WHAT TO PRODUCE → Identify all lines in the data containing the string "room". Copy them out.

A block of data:
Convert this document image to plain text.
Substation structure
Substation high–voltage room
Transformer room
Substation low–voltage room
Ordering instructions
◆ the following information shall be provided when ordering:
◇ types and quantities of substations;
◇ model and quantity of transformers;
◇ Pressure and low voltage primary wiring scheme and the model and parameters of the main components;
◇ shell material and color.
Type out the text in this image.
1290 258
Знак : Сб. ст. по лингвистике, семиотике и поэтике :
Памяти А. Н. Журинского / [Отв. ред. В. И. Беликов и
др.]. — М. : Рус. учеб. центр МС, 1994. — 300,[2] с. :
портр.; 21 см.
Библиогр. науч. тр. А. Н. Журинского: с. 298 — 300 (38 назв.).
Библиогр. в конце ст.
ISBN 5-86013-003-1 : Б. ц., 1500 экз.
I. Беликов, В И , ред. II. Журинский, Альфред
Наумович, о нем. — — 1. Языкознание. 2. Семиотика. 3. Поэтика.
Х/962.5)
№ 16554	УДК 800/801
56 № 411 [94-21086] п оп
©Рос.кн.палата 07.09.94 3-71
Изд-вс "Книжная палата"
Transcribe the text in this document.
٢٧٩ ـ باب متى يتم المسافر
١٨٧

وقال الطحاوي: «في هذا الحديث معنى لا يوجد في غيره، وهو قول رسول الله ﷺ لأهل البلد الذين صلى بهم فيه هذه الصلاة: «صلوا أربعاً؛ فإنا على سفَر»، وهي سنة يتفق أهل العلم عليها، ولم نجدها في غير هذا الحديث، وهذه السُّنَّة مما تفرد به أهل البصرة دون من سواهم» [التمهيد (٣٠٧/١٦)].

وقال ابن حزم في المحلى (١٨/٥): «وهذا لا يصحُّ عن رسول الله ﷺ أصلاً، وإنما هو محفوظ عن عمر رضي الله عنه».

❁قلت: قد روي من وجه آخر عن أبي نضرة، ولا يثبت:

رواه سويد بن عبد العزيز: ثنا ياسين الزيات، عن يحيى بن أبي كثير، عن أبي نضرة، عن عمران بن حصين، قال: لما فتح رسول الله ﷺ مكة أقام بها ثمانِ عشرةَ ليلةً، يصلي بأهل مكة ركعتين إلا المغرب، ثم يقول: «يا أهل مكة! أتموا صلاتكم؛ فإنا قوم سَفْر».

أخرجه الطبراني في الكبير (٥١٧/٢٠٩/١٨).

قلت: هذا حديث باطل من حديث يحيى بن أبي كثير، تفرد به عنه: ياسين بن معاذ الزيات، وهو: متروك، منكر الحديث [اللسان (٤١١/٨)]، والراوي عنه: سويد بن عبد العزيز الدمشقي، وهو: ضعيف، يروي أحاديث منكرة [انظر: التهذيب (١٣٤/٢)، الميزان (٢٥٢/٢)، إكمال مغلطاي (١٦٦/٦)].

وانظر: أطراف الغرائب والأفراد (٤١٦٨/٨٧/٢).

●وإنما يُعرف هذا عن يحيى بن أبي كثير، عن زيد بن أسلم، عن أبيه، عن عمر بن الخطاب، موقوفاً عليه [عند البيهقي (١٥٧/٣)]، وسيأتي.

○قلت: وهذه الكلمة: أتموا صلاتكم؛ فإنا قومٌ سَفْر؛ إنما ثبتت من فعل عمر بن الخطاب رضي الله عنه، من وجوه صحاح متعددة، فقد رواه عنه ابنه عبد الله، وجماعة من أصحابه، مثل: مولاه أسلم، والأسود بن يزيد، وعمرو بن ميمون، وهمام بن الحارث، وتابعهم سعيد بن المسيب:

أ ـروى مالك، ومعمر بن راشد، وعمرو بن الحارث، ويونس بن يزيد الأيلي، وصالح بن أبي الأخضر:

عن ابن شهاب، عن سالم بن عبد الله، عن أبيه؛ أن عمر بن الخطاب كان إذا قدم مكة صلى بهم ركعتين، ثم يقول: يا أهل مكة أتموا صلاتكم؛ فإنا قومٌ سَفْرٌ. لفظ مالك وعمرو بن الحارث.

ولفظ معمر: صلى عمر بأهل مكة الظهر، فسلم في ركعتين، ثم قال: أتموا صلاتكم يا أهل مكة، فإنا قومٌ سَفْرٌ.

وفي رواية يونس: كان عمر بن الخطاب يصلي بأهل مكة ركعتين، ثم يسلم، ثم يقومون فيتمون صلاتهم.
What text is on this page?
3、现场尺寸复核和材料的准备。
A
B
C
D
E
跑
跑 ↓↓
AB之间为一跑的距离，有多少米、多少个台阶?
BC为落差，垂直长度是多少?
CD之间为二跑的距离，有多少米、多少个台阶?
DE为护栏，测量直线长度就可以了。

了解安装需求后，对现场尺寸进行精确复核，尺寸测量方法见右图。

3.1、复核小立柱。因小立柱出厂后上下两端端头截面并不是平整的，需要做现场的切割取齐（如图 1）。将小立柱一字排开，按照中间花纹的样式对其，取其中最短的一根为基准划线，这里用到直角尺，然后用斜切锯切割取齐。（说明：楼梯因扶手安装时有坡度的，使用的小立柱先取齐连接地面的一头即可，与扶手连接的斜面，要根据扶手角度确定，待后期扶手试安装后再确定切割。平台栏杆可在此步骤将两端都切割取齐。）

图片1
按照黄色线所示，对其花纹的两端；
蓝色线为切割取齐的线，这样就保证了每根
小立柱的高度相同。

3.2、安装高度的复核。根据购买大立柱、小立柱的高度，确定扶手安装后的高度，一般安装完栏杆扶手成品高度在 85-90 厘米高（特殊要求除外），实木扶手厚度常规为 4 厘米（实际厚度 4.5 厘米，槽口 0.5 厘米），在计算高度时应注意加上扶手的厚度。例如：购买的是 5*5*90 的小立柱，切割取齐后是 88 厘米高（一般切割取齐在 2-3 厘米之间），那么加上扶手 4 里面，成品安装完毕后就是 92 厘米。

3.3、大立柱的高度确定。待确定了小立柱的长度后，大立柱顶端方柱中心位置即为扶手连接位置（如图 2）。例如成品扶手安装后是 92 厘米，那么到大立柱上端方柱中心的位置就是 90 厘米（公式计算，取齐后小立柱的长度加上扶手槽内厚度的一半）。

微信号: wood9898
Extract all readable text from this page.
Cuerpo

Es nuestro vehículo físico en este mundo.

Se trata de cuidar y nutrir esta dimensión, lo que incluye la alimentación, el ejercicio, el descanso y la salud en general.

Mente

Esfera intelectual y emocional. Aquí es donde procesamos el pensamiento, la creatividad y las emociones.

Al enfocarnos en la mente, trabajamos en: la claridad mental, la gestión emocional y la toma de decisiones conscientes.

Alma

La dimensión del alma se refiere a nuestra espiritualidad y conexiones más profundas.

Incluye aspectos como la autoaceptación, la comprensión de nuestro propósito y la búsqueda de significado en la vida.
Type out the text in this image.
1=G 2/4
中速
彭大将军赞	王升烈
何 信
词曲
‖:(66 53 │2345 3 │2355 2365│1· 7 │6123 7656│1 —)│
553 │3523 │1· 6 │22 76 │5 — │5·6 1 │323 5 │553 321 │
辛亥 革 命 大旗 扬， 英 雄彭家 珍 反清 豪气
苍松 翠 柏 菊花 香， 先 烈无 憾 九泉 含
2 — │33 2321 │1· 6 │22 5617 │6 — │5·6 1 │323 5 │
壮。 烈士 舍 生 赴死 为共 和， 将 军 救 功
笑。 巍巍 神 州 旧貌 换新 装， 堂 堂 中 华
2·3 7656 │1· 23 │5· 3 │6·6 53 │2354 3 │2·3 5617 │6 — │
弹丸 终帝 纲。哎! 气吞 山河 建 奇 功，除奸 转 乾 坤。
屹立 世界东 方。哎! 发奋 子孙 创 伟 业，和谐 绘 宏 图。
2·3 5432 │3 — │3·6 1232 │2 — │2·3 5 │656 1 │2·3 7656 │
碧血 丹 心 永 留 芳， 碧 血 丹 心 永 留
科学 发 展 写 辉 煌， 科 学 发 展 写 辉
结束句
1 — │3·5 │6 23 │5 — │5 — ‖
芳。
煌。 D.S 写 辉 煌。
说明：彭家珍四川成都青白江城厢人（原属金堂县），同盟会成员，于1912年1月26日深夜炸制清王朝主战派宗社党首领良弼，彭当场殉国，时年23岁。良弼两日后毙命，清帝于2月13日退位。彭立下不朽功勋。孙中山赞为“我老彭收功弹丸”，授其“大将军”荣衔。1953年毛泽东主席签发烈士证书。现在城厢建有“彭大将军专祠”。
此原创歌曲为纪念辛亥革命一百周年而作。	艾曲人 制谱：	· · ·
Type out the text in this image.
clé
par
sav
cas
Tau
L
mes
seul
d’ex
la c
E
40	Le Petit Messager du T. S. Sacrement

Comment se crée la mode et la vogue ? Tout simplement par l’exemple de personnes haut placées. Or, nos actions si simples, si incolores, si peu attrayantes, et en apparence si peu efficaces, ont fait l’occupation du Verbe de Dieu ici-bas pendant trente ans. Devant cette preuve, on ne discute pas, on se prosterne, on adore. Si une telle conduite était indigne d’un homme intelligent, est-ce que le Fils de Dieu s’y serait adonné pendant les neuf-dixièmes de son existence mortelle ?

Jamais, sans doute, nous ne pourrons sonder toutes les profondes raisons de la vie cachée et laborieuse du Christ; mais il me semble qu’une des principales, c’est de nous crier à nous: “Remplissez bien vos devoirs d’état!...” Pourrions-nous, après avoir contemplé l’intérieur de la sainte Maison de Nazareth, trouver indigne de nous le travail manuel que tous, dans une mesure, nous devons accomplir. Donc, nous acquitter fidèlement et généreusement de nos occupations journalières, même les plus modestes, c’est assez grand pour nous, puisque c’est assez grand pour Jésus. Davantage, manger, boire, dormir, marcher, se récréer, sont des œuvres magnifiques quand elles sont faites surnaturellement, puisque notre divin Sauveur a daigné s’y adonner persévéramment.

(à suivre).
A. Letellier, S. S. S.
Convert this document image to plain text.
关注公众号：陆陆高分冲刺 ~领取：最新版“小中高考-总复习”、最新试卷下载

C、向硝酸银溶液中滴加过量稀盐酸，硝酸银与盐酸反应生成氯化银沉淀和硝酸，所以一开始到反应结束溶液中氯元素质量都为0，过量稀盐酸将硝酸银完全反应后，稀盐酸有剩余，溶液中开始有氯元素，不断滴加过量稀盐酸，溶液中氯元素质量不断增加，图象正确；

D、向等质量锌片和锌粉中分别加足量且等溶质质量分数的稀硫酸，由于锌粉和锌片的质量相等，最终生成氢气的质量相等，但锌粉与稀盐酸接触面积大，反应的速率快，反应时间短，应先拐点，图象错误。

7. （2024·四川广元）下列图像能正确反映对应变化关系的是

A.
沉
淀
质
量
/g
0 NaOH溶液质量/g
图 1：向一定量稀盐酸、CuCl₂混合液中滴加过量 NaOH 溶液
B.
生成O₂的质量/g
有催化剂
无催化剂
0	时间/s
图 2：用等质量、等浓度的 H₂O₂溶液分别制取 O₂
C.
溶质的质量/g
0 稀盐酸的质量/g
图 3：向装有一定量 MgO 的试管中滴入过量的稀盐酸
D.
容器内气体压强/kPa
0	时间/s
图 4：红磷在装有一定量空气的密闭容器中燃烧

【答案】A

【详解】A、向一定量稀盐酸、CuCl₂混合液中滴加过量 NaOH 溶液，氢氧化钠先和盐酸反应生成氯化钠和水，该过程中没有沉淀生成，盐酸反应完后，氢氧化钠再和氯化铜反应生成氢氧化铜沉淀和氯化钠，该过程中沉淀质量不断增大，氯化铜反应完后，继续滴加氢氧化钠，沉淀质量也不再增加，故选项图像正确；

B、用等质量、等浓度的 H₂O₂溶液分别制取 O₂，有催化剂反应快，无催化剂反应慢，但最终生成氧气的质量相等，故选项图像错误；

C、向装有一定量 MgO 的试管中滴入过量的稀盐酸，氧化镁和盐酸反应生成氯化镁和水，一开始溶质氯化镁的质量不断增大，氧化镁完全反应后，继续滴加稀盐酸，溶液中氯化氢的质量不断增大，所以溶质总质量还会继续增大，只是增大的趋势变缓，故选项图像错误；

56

CORRECT ANSWER →
Substation high–voltage room
Transformer room
Substation low–voltage room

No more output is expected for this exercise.